• [Problem]: Repeat every line of the listing below exactly, minus the pictures.

• [Entries]:
..........

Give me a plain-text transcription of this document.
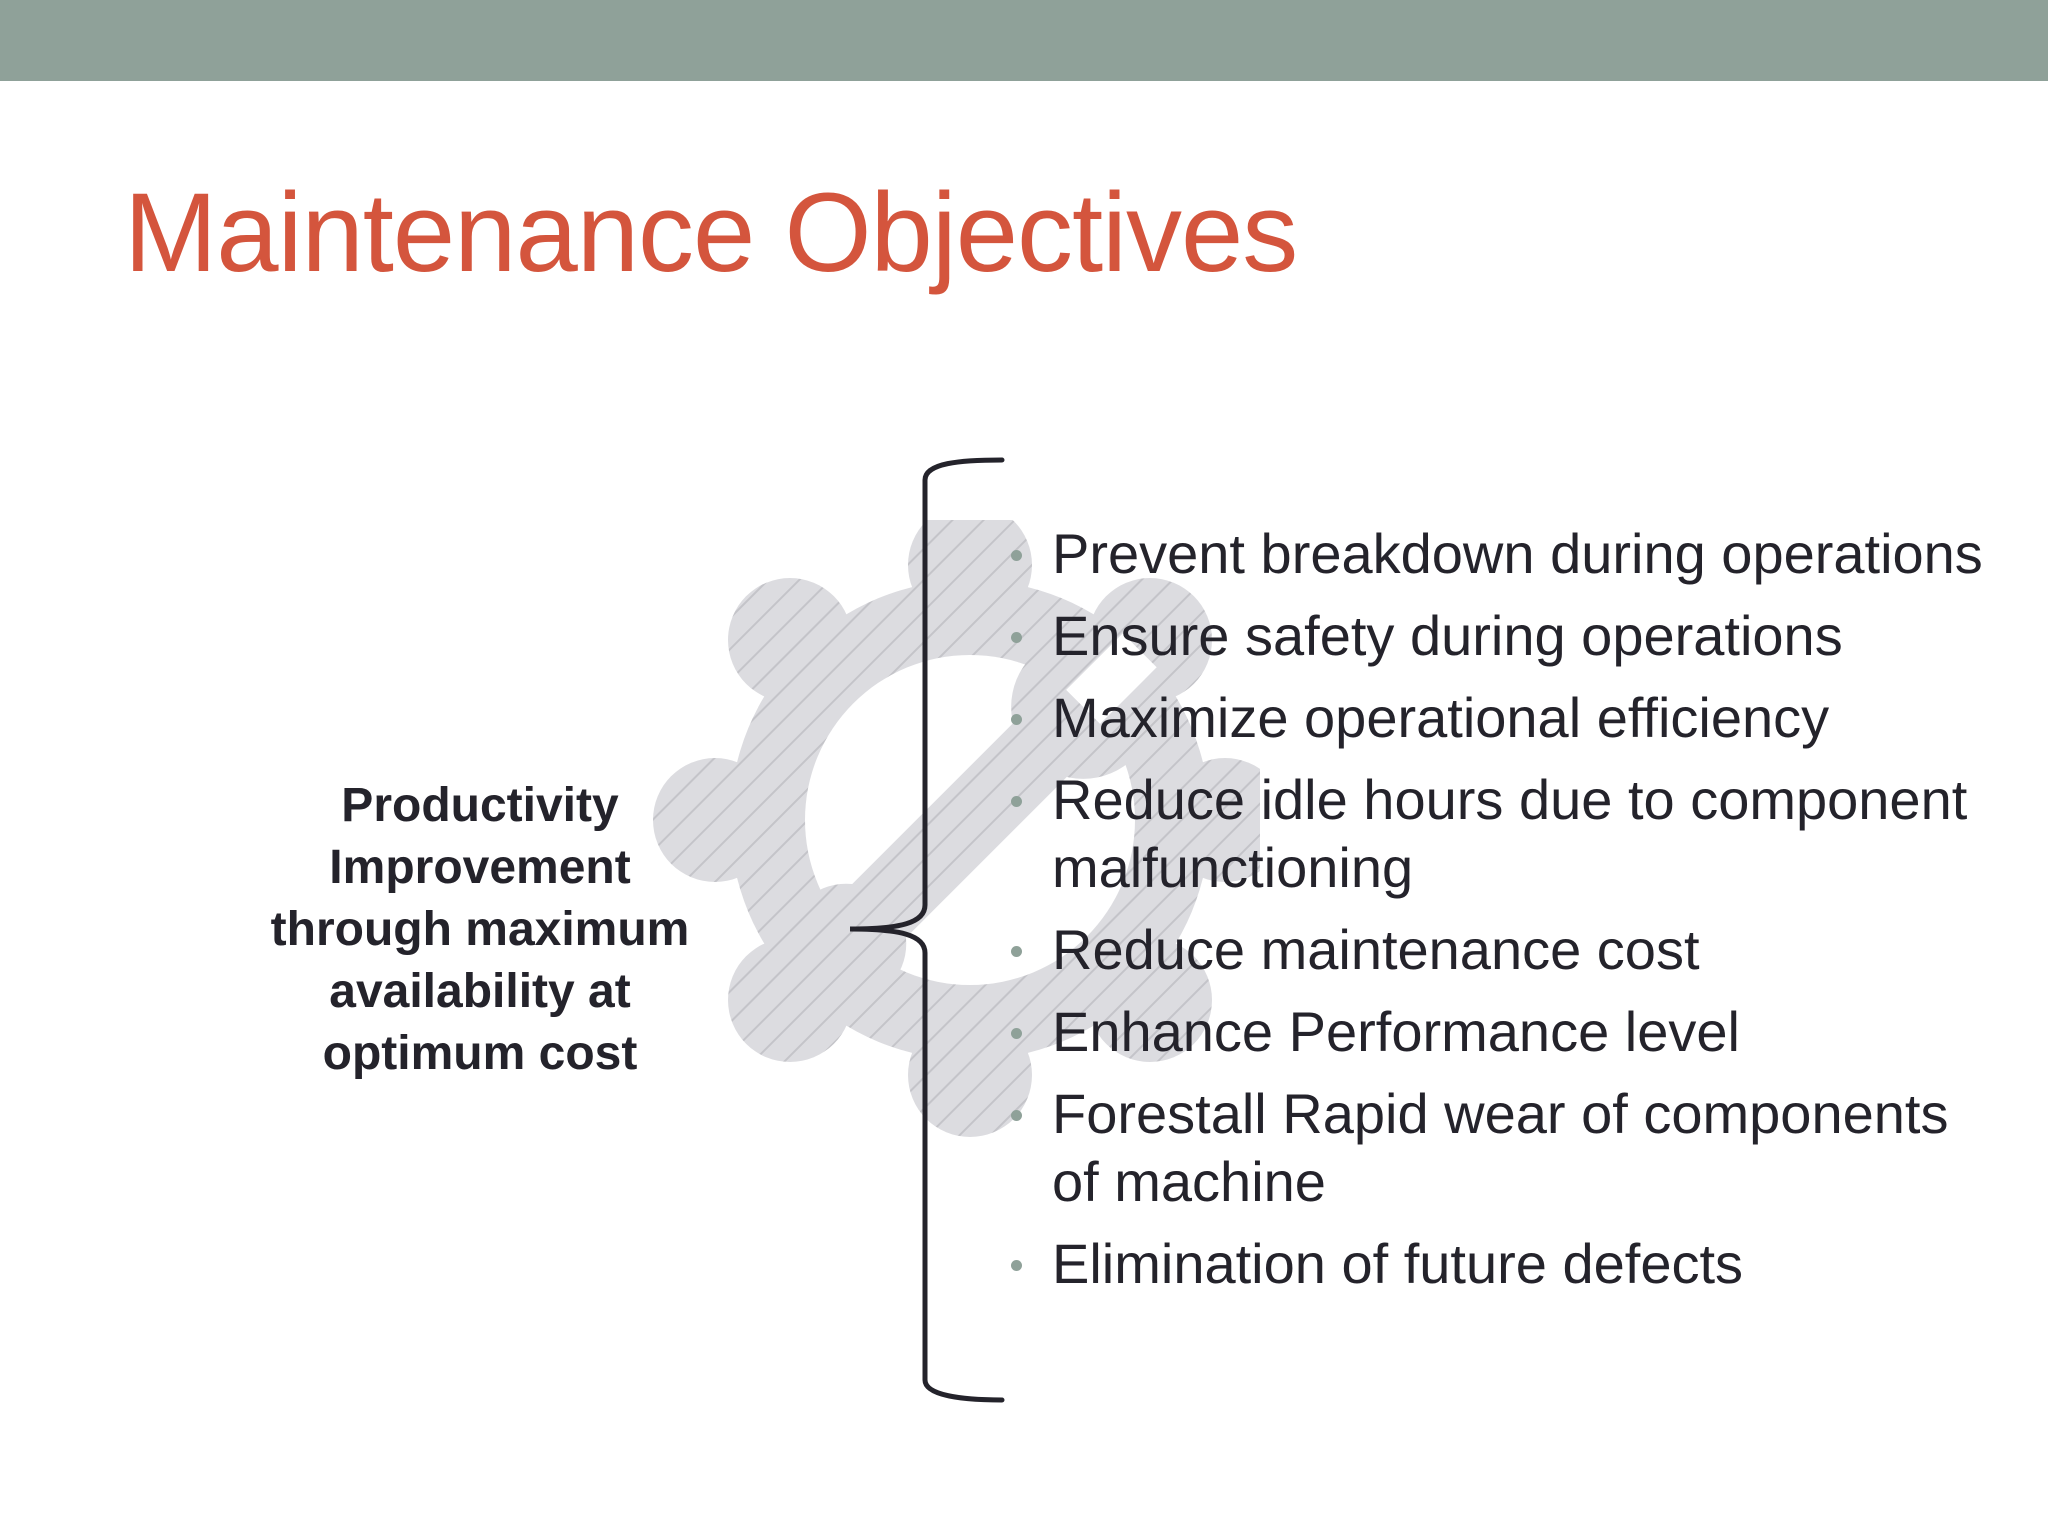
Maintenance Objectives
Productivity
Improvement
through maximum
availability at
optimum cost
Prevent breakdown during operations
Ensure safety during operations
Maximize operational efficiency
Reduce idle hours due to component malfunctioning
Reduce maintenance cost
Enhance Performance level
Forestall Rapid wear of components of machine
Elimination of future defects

..........

• [Answer to this problem]:
Give me a plain-text transcription of this document.
Maintenance Objectives
Productivity
Improvement
through maximum
availability at
optimum cost
Prevent breakdown during operations
Ensure safety during operations
Maximize operational efficiency
Reduce idle hours due to component malfunctioning
Reduce maintenance cost
Enhance Performance level
Forestall Rapid wear of components of machine
Elimination of future defects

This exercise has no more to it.